* _Written tasks_
a) In the profile of Choi Min-yong, reproduce word for word the part starting with "Korean name" and going on through "comedian Jang Do-yeon.".
b) Summarize the profile of Choi Min-yong in two sentences.

- Born: June 6, 1977 (age 48) Seoul, South Korea
- Occupation: Actor
- Years active: 1996–present

Korean name
- Hangul: 최민용
- Hanja: 崔民勇
- RR: Choe Minyong
- MR: Ch'oe Minyong

= Choi Min-yong =

South Korean actor

Choi Min-yong (born June 6, 1977) is a South Korean actor. He is best known for his role in the hit sitcom High Kick!. He was a cast member in the MBC's variety show We Got Married with comedian Jang Do-yeon.

* _Data supplied_
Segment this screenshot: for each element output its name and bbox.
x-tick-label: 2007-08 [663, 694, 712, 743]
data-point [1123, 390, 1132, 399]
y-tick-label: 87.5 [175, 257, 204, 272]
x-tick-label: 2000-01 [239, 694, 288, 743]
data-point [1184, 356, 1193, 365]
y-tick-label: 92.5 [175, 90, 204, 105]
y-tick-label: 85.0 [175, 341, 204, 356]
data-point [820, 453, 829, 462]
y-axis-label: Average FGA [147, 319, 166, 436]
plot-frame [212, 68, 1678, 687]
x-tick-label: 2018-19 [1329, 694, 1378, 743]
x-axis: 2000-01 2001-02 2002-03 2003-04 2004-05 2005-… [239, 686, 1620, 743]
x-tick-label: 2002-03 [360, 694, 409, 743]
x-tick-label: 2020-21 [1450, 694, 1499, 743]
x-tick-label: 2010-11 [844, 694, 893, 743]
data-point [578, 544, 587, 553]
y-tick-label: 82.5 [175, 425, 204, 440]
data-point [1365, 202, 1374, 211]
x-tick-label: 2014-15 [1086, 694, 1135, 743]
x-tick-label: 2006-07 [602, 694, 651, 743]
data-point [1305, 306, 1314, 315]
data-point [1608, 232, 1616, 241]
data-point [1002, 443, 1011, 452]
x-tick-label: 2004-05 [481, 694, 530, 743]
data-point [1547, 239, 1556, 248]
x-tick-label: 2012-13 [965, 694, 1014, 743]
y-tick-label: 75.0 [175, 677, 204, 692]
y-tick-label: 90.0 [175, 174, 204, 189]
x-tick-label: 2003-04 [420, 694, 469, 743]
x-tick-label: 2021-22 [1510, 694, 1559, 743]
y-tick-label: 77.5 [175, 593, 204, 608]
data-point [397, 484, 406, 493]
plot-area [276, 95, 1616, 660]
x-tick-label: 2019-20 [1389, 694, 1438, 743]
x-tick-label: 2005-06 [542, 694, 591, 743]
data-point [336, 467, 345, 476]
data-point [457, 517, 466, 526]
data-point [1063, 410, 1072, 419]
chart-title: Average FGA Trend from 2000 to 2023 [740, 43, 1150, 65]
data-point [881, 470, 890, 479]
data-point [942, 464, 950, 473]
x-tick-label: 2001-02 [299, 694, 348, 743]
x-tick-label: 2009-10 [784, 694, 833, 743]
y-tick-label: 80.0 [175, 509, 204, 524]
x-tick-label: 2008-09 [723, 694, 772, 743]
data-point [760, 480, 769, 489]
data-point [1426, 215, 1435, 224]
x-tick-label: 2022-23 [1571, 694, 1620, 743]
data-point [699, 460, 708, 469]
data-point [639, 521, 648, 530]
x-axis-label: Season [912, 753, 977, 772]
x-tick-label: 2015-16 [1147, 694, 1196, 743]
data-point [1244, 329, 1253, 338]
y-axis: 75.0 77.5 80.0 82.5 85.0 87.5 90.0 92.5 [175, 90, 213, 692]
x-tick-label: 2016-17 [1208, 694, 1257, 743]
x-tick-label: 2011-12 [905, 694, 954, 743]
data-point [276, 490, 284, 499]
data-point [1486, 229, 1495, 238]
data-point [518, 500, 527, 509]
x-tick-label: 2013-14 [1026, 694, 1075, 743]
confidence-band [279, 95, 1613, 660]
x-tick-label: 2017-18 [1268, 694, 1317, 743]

* _Solutions to the problems_
a)
Korean name
- Hangul: 최민용
- Hanja: 崔民勇
- RR: Choe Minyong
- MR: Ch'oe Minyong

= Choi Min-yong =

South Korean actor

Choi Min-yong (born June 6, 1977) is a South Korean actor. He is best known for his role in the hit sitcom High Kick!. He was a cast member in the MBC's variety show We Got Married with comedian Jang Do-yeon.

b) Choi Min-yong is a South Korean actor, born June 6, 1977, in Seoul, who has been active since 1996. He is best known for his role in the sitcom High Kick!, and he was a cast member on MBC's variety show We Got Married with comedian Jang Do-yeon.